> _Given text_:
-*-
Saturday, August 6, 2022

Peter Brotzmann, Cecil Taylor, Roscoe Mitchell: The Last Masterpieces?

A couple of years have passed since I grabbed my copies of three records I wanna review even if some other years are passed after their release. The point is that these albums have marked the passing of time and maybe they have put the word ‘End’ to the possible evolution of a musical genre like jazz. A jazz contaminated with both contemporary music and tradition, but it’s not by chance that this backlash comes from three aged musicians – one, Taylor, died four years ago.

In fact, I can’t hear novelties in the world of free and contemporary jazz, even if there IS interesting stuff – search in this blog for any – from younger musicians, but they are quite often incomplete. Some are missing the developing of a personal language, some are missing the developing of a structure that can sustain their personal language, some lack vision. So, since these three discs have collected enthousiastic reviews, I wonder if by chance they are the last word on a world of sound, on a vision, on a musical practice.

Let’s start with Cecil Taylor’s At Angelica 2000 Bologna. I’ve written extensively about Taylor’s music through this post so I ain’t gonna repeat myself. Taylor was the most important pianist to mix contemporary music and jazz music, and still is nowadays. Every contemporary pianist, from Andrew Hill to Matthew Shipp, owes him something, even indirectly. Angelica, instead, is an important and renowned festival that takes place in Italy since 1990 and that hosts the most interesting music in the fields of contemporary jazz, contemporary music, experimental music.

I remember when I had the opportunity to listen to the precious music by Pauline Oliveros, Roscoe Mitchell, John Tilbury and Wadada Leo Smith in 2011 on May 8, on various combinations. Angelica not only gives us the opportunity to hear such music, but also releases on CD and vinyl some of the most intriguing performances. In 2020, the I Dischi di Angelica label released an intriguing double album by Cecil Taylor. The first disk features the solo performance held at Angelica 2000 by the maestro, while the second features a one hour long interview with Taylor.

The music in this album is Cecil Taylor at his best. Not only you can hear the melodic and the strumming phrases he is well known for, but also the structure of the music – do you remember when Taylor talks about Calatrava bridges? – is quite audible and comprehensible. Obviously one pays the price for Taylor fire, for his poetry, for his mastery in mixing hints of stride piano and contemporary structures, but this is in my opinion, after hearing many of his records and having seeing him also live with his Feel Trio (with Tony Oxley on drums and William Parker on bass), his best performance ever, his spiritual and musical will.

To accomplish this mission there’s also a beautiful libretto with the text of the interview, for those of you who don’t understand english as native language and can have difficulties in listening to an american man talking. The second album for this collective review is another solo, Peter Brotzmann’s I Surrender Dear. Apparently less iconoclastic, noisey and harsh than his usual outputs, this solo album released by Troast Records in 2019 with a beautiful cover by Brotmann himself with crayon on cardboard is like an intimate confession.
-*-
> _Complete the following_:
(a) Name the musicians whose music the jazz review says the writer heard at Angelica in 2011.
(b) Convert rows of the data file into a Markdown table with the columns Index and Entry. Begin at the line that has "sogou-logo-icon[interactable]: S (1656, 918, 1682, 942)" and stop after the line that has "confirm-button[interactable]: 确 定", numbering each line.
The jazz review and the rows of the data file have nothing to do with each other.

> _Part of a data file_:
-*-
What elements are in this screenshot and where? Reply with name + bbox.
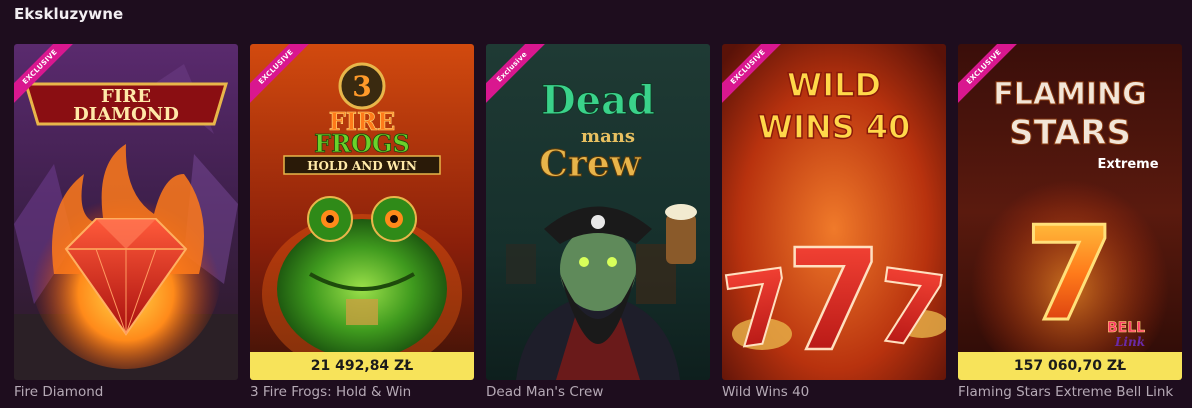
game-thumbnail[interactable]: 3 FIRE FROGS HOLD AND WIN EXCLUSIVE 21 4… xyxy=(250,44,474,380)
game-name[interactable]: Wild Wins 40 xyxy=(722,384,946,400)
game-card-dead-mans-crew[interactable]: Dead mans Crew Exclusive Dead Man's Crew xyxy=(486,44,710,400)
dead-mans-crew-artwork: Dead mans Crew xyxy=(486,44,710,380)
game-card-wild-wins-40[interactable]: WILD WINS 40 7 7 7 EXCLUSIVE Wild Wins 4… xyxy=(722,44,946,400)
game-card-3-fire-frogs[interactable]: 3 FIRE FROGS HOLD AND WIN EXCLUSIVE 21 4… xyxy=(250,44,474,400)
jackpot-amount: 157 060,70 ZŁ xyxy=(958,352,1182,380)
svg-text:WINS 40: WINS 40 xyxy=(758,108,911,146)
svg-text:3: 3 xyxy=(352,70,371,103)
svg-text:FROGS: FROGS xyxy=(314,129,410,158)
game-card-row: FIRE DIAMOND EXCLUSIVE Fire Diamond 3 FI… xyxy=(14,44,1182,400)
wild-wins-40-artwork: WILD WINS 40 7 7 7 xyxy=(722,44,946,380)
jackpot-amount: 21 492,84 ZŁ xyxy=(250,352,474,380)
svg-text:STARS: STARS xyxy=(1009,113,1131,153)
game-thumbnail[interactable]: FLAMING STARS Extreme 7 BELL Link EXCLUS… xyxy=(958,44,1182,380)
svg-text:Crew: Crew xyxy=(539,143,642,185)
game-thumbnail[interactable]: WILD WINS 40 7 7 7 EXCLUSIVE xyxy=(722,44,946,380)
svg-text:Link: Link xyxy=(1114,335,1145,349)
svg-text:Extreme: Extreme xyxy=(1097,157,1158,172)
fire-frogs-artwork: 3 FIRE FROGS HOLD AND WIN xyxy=(250,44,474,380)
flaming-stars-artwork: FLAMING STARS Extreme 7 BELL Link xyxy=(958,44,1182,380)
fire-diamond-artwork: FIRE DIAMOND xyxy=(14,44,238,380)
game-name[interactable]: Fire Diamond xyxy=(14,384,238,400)
svg-text:FLAMING: FLAMING xyxy=(993,77,1147,112)
section-title: Ekskluzywne xyxy=(14,5,124,23)
svg-text:WILD: WILD xyxy=(787,66,881,104)
game-card-fire-diamond[interactable]: FIRE DIAMOND EXCLUSIVE Fire Diamond xyxy=(14,44,238,400)
game-name[interactable]: Flaming Stars Extreme Bell Link xyxy=(958,384,1182,400)
game-name[interactable]: Dead Man's Crew xyxy=(486,384,710,400)
game-thumbnail[interactable]: Dead mans Crew Exclusive xyxy=(486,44,710,380)
game-thumbnail[interactable]: FIRE DIAMOND EXCLUSIVE xyxy=(14,44,238,380)
svg-text:Dead: Dead xyxy=(541,77,655,124)
svg-text:HOLD AND WIN: HOLD AND WIN xyxy=(307,159,417,173)
svg-text:BELL: BELL xyxy=(1107,320,1145,336)
svg-text:7: 7 xyxy=(1025,198,1115,350)
game-name[interactable]: 3 Fire Frogs: Hold & Win xyxy=(250,384,474,400)
exclusive-games-section: Ekskluzywne FIRE DIAMOND EXCLUSIVE Fire … xyxy=(0,0,1192,408)
svg-text:DIAMOND: DIAMOND xyxy=(73,104,179,125)
game-card-flaming-stars-extreme-bell-link[interactable]: FLAMING STARS Extreme 7 BELL Link EXCLUS… xyxy=(958,44,1182,400)
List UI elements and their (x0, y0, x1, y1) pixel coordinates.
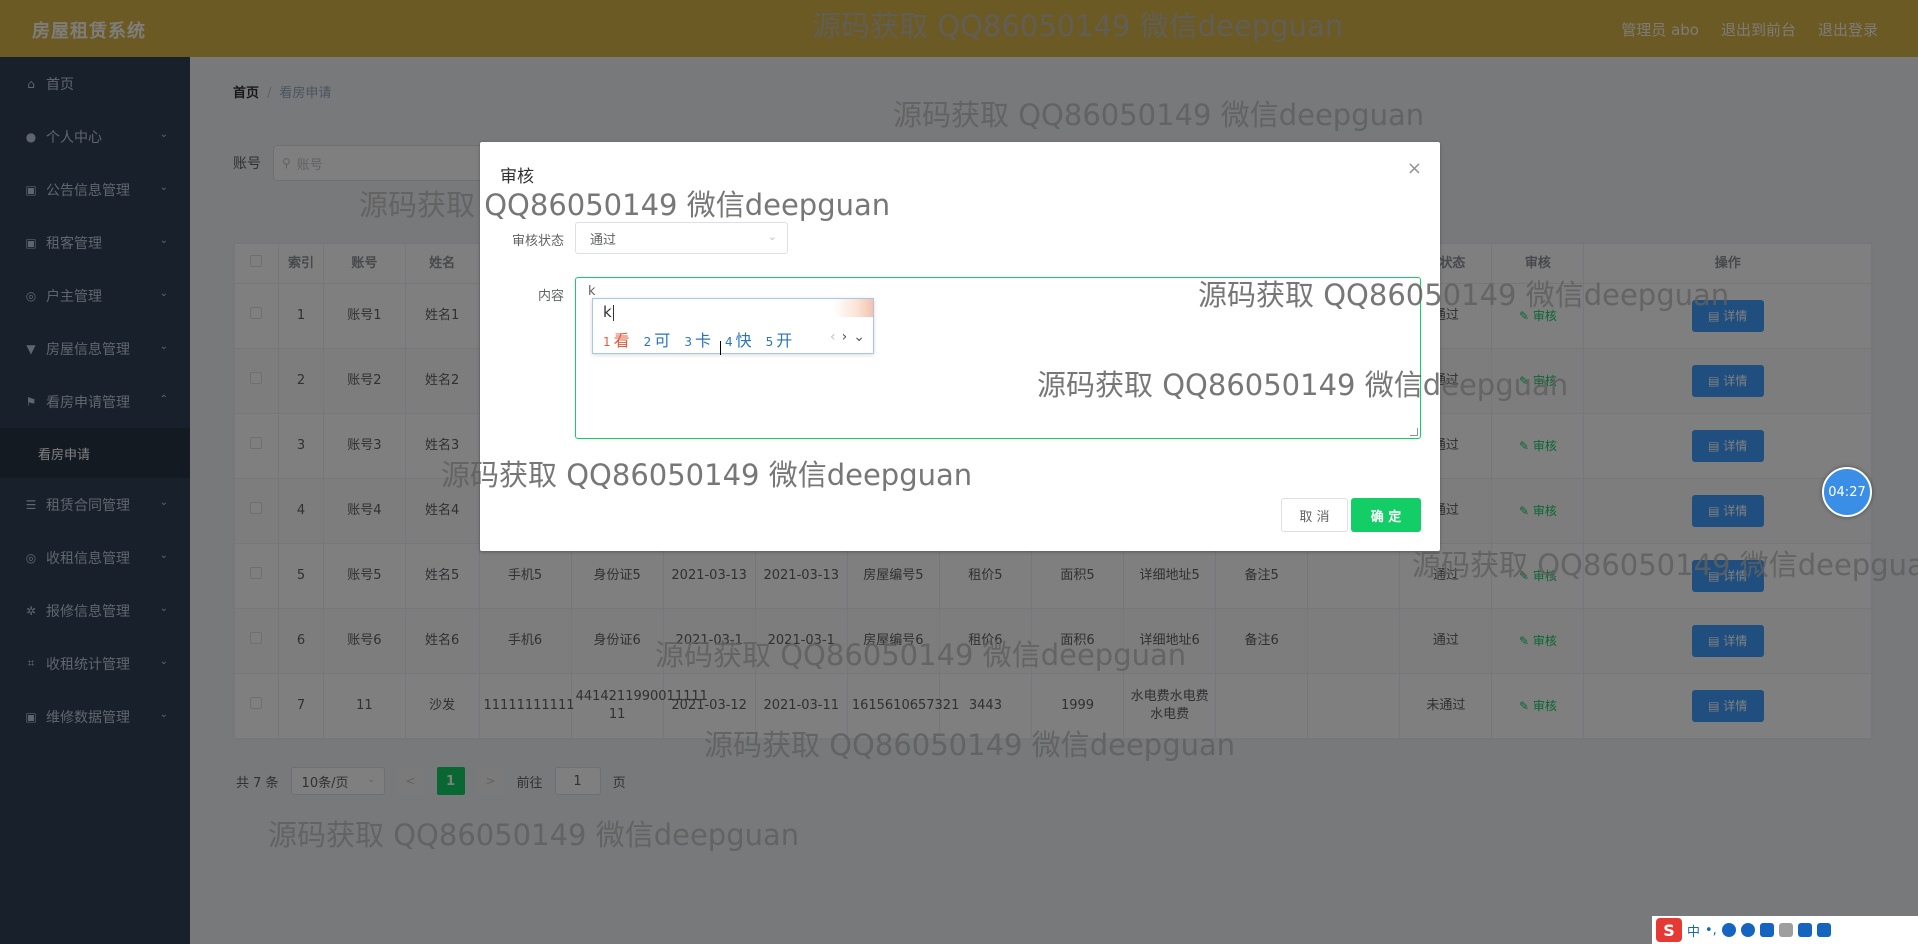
sogou-logo-icon[interactable]: S (1656, 918, 1682, 942)
ime-candidates: 1看 2可 3卡 4快 5开 (603, 327, 792, 351)
watermark-text: 源码获取 QQ86050149 微信deepguan (1037, 368, 1569, 402)
ime-next-page-icon[interactable]: › (842, 329, 848, 345)
candidate-text: 可 (654, 331, 671, 350)
ime-candidate[interactable]: 4快 (725, 327, 752, 351)
candidate-number: 2 (643, 335, 652, 349)
ime-candidate[interactable]: 1看 (603, 327, 630, 351)
ime-prev-page-icon[interactable]: ‹ (830, 329, 836, 345)
ime-candidate[interactable]: 2可 (644, 327, 671, 351)
confirm-button[interactable]: 确 定 (1351, 498, 1421, 532)
audit-status-value: 通过 (590, 232, 617, 248)
status-label: 审核状态 (511, 234, 564, 249)
ime-composition: k (603, 303, 614, 321)
ime-candidate-window: k 1看 2可 3卡 4快 5开 ‹ › ⌄ (592, 298, 874, 354)
recording-timer[interactable]: 04:27 (1822, 467, 1872, 517)
ime-lang-indicator[interactable]: 中 (1687, 921, 1700, 940)
candidate-number: 3 (684, 335, 692, 349)
watermark-text: 源码获取 QQ86050149 微信deepguan (441, 458, 973, 492)
candidate-text: 开 (776, 331, 793, 350)
candidate-text: 快 (735, 331, 752, 350)
ime-expand-icon[interactable]: ⌄ (853, 329, 865, 345)
microphone-icon[interactable] (1740, 923, 1755, 937)
ime-toolbar: S 中 •, (1652, 916, 1918, 944)
candidate-number: 4 (724, 335, 733, 349)
keyboard-icon[interactable] (1759, 923, 1774, 937)
content-text: k (588, 284, 596, 299)
resize-handle-icon[interactable] (1410, 428, 1418, 436)
user-icon[interactable] (1778, 923, 1793, 937)
candidate-text: 看 (613, 331, 630, 350)
skin-icon[interactable] (1797, 923, 1812, 937)
cancel-button[interactable]: 取 消 (1281, 498, 1348, 532)
ime-punct-indicator[interactable]: •, (1705, 923, 1717, 938)
ibeam-cursor-icon (720, 341, 722, 355)
ime-composition-text: k (603, 303, 612, 321)
watermark-text: 源码获取 QQ86050149 微信deepguan (655, 638, 1187, 672)
text-caret (612, 304, 614, 321)
emoji-icon[interactable] (1721, 923, 1736, 937)
audit-status-select[interactable]: 通过 ⌄ (575, 222, 788, 254)
watermark-text: 源码获取 QQ86050149 微信deepguan (893, 98, 1425, 132)
candidate-number: 1 (603, 335, 611, 349)
ime-skin-decoration (833, 299, 873, 317)
watermark-text: 源码获取 QQ86050149 微信deepguan (704, 728, 1236, 762)
ime-nav: ‹ › ⌄ (830, 329, 865, 345)
watermark-text: 源码获取 QQ86050149 微信deepguan (1198, 278, 1730, 312)
watermark-text: 源码获取 QQ86050149 微信deepguan (1412, 548, 1918, 582)
watermark-text: 源码获取 QQ86050149 微信deepguan (359, 188, 891, 222)
ime-candidate[interactable]: 5开 (766, 327, 793, 351)
close-icon[interactable]: × (1407, 158, 1422, 179)
ime-candidate[interactable]: 3卡 (684, 327, 711, 351)
watermark-text: 源码获取 QQ86050149 微信deepguan (812, 9, 1344, 43)
candidate-text: 卡 (694, 331, 711, 350)
content-label: 内容 (537, 289, 564, 304)
grid-icon[interactable] (1816, 923, 1831, 937)
chevron-down-icon: ⌄ (767, 230, 777, 243)
candidate-number: 5 (765, 335, 774, 349)
watermark-text: 源码获取 QQ86050149 微信deepguan (268, 818, 800, 852)
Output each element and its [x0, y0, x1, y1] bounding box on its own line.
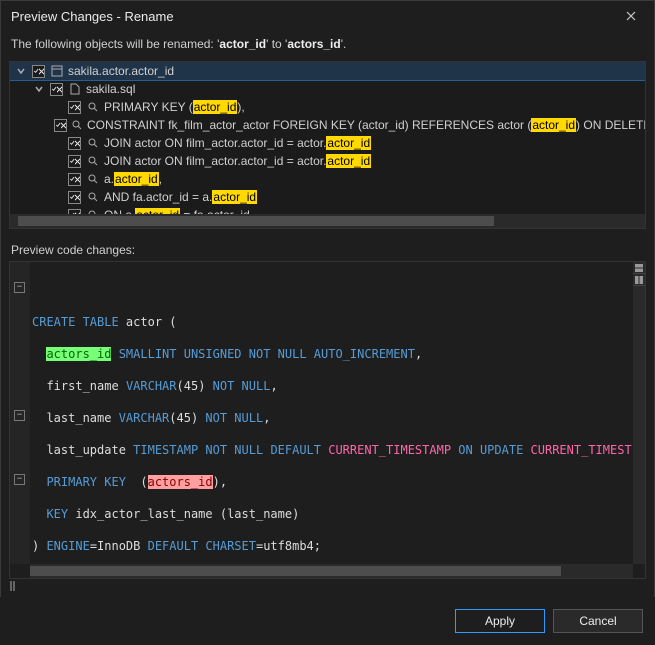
reference-icon — [85, 172, 100, 187]
cancel-button[interactable]: Cancel — [553, 609, 643, 633]
apply-button[interactable]: Apply — [455, 609, 545, 633]
expand-toggle[interactable] — [32, 82, 46, 96]
tree-item[interactable]: AND fa.actor_id = a.actor_id — [10, 188, 645, 206]
tree-item[interactable]: CONSTRAINT fk_film_actor_actor FOREIGN K… — [10, 116, 645, 134]
expand-toggle[interactable] — [14, 64, 28, 78]
fold-toggle[interactable]: − — [14, 282, 25, 293]
tree-item[interactable]: JOIN actor ON film_actor.actor_id = acto… — [10, 134, 645, 152]
tree-root[interactable]: sakila.actor.actor_id — [10, 62, 645, 80]
tree-file-label: sakila.sql — [86, 82, 135, 96]
checkbox[interactable] — [50, 83, 63, 96]
tree-root-label: sakila.actor.actor_id — [68, 64, 174, 78]
file-icon — [67, 82, 82, 97]
window-title: Preview Changes - Rename — [11, 9, 174, 24]
checkbox[interactable] — [32, 65, 45, 78]
titlebar: Preview Changes - Rename — [1, 1, 654, 31]
code-horizontal-scrollbar[interactable] — [30, 564, 633, 578]
scrollbar-thumb[interactable] — [18, 216, 494, 226]
checkbox[interactable] — [68, 173, 81, 186]
column-icon — [49, 64, 64, 79]
tree-item[interactable]: JOIN actor ON film_actor.actor_id = acto… — [10, 152, 645, 170]
code-overview-strip[interactable] — [633, 262, 645, 564]
preview-label: Preview code changes: — [11, 243, 644, 257]
intro-text: The following objects will be renamed: '… — [1, 31, 654, 57]
fold-toggle[interactable]: − — [14, 474, 25, 485]
code-gutter: − − − — [10, 262, 30, 564]
dialog-button-row: Apply Cancel — [0, 597, 655, 645]
checkbox[interactable] — [54, 119, 67, 132]
tree-item[interactable]: a.actor_id, — [10, 170, 645, 188]
reference-icon — [85, 100, 100, 115]
tree-horizontal-scrollbar[interactable] — [10, 214, 645, 228]
fold-toggle[interactable]: − — [14, 410, 25, 421]
checkbox[interactable] — [68, 101, 81, 114]
tree-file[interactable]: sakila.sql — [10, 80, 645, 98]
reference-icon — [85, 190, 100, 205]
splitter-handle[interactable] — [6, 579, 16, 593]
tree-item[interactable]: PRIMARY KEY (actor_id), — [10, 98, 645, 116]
reference-icon — [71, 118, 83, 133]
reference-icon — [85, 154, 100, 169]
scrollbar-thumb[interactable] — [30, 566, 561, 576]
close-icon — [626, 11, 636, 21]
checkbox[interactable] — [68, 155, 81, 168]
code-body: CREATE TABLE actor ( actors_id SMALLINT … — [32, 266, 631, 579]
tree-panel: sakila.actor.actor_id sakila.sql PRIMARY… — [9, 61, 646, 229]
tree-item[interactable]: ON a.actor_id = fa.actor_id — [10, 206, 645, 214]
reference-icon — [85, 136, 100, 151]
checkbox[interactable] — [68, 137, 81, 150]
code-preview-panel[interactable]: − − − CREATE TABLE actor ( actors_id SMA… — [9, 261, 646, 579]
close-button[interactable] — [616, 4, 646, 28]
split-vertical-icon[interactable] — [633, 274, 645, 286]
split-horizontal-icon[interactable] — [633, 262, 645, 274]
checkbox[interactable] — [68, 191, 81, 204]
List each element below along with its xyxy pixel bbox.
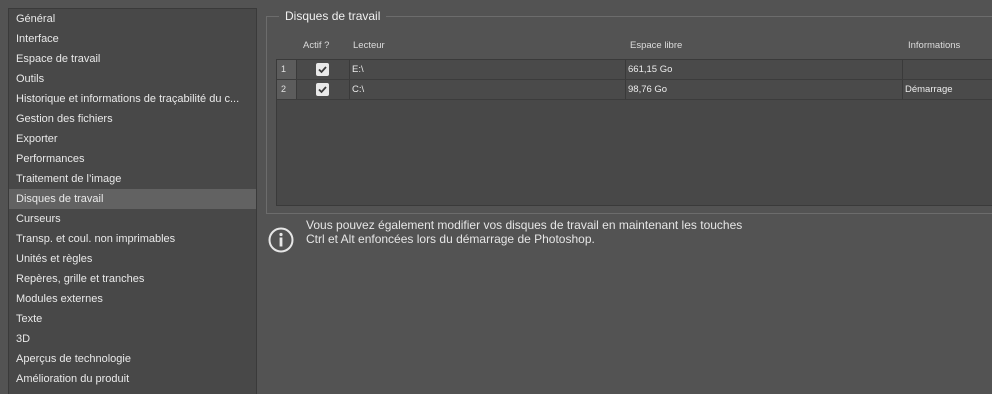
scratch-disks-title: Disques de travail (279, 8, 387, 24)
active-cell (298, 60, 350, 79)
sidebar-item-workspace[interactable]: Espace de travail (9, 49, 256, 69)
sidebar-item-tools[interactable]: Outils (9, 69, 256, 89)
table-row[interactable]: 1 E:\ 661,15 Go (277, 60, 992, 80)
sidebar-item-units-rulers[interactable]: Unités et règles (9, 249, 256, 269)
info-icon (268, 227, 294, 253)
sidebar-item-scratch-disks[interactable]: Disques de travail (9, 189, 256, 209)
sidebar-item-export[interactable]: Exporter (9, 129, 256, 149)
sidebar-item-history[interactable]: Historique et informations de traçabilit… (9, 89, 256, 109)
column-header-drive: Lecteur (353, 40, 385, 51)
table-body: 1 E:\ 661,15 Go 2 C:\ 98,76 Go Démarrage (276, 59, 992, 206)
sidebar-item-transparency-gamut[interactable]: Transp. et coul. non imprimables (9, 229, 256, 249)
drive-cell: C:\ (350, 80, 626, 99)
free-space-cell: 98,76 Go (626, 80, 903, 99)
sidebar-item-guides-grid-slices[interactable]: Repères, grille et tranches (9, 269, 256, 289)
table-header: Actif ? Lecteur Espace libre Information… (276, 36, 992, 58)
column-header-info: Informations (908, 40, 961, 51)
sidebar-item-product-improvement[interactable]: Amélioration du produit (9, 369, 256, 389)
sidebar-item-image-processing[interactable]: Traitement de l’image (9, 169, 256, 189)
active-checkbox[interactable] (316, 83, 329, 96)
drive-cell: E:\ (350, 60, 626, 79)
sidebar-item-performance[interactable]: Performances (9, 149, 256, 169)
row-number: 2 (277, 80, 297, 99)
scratch-disks-table: Actif ? Lecteur Espace libre Information… (276, 36, 992, 206)
table-row[interactable]: 2 C:\ 98,76 Go Démarrage (277, 80, 992, 100)
active-cell (298, 80, 350, 99)
checkmark-icon (318, 86, 327, 94)
sidebar-item-3d[interactable]: 3D (9, 329, 256, 349)
checkmark-icon (318, 66, 327, 74)
sidebar-item-plugins[interactable]: Modules externes (9, 289, 256, 309)
scratch-disks-note: Vous pouvez également modifier vos disqu… (306, 218, 743, 246)
row-number: 1 (277, 60, 297, 79)
column-header-active: Actif ? (303, 40, 330, 51)
sidebar-item-general[interactable]: Général (9, 9, 256, 29)
free-space-cell: 661,15 Go (626, 60, 903, 79)
column-header-free-space: Espace libre (630, 40, 683, 51)
active-checkbox[interactable] (316, 63, 329, 76)
preferences-sidebar: Général Interface Espace de travail Outi… (8, 8, 257, 394)
sidebar-item-interface[interactable]: Interface (9, 29, 256, 49)
sidebar-item-technology-previews[interactable]: Aperçus de technologie (9, 349, 256, 369)
info-cell (903, 60, 992, 79)
info-cell: Démarrage (905, 84, 953, 95)
sidebar-item-type[interactable]: Texte (9, 309, 256, 329)
sidebar-item-cursors[interactable]: Curseurs (9, 209, 256, 229)
sidebar-item-file-handling[interactable]: Gestion des fichiers (9, 109, 256, 129)
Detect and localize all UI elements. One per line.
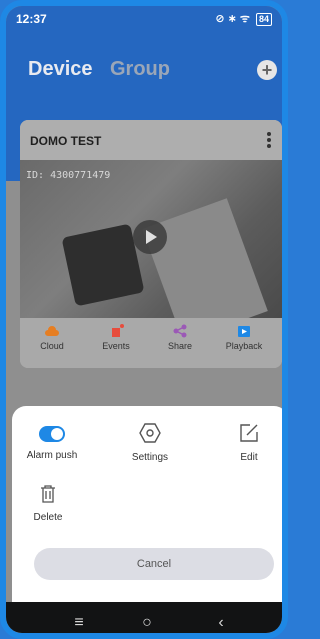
-*-
> _Correct answers_:
(a) Pauline Oliveros, Roscoe Mitchell, John Tilbury and Wadada Leo Smith

(b)
| Index | Entry |
|---|---|
| 1 | sogou-logo-icon[interactable]: S (1656, 918, 1682, 942) |
| 2 | ime-candidates: 1看 2可 3卡 4快 5开 (603, 327, 792, 351) |
| 3 | watermark-text: 源码获取 QQ86050149 微信deepguan (1037, 368, 1569, 402) |
| 4 | ime-next-page-icon[interactable]: › (842, 329, 848, 345) |
| 5 | candidate-text: 可 (654, 331, 671, 350) |
| 6 | ime-candidate[interactable]: 4快 (725, 327, 752, 351) |
| 7 | candidate-number: 2 (643, 335, 652, 349) |
| 8 | ime-candidate[interactable]: 1看 (603, 327, 630, 351) |
| 9 | ime-prev-page-icon[interactable]: ‹ (830, 329, 836, 345) |
| 10 | ime-candidate[interactable]: 2可 (644, 327, 671, 351) |
| 11 | confirm-button[interactable]: 确 定 (1351, 498, 1421, 532) |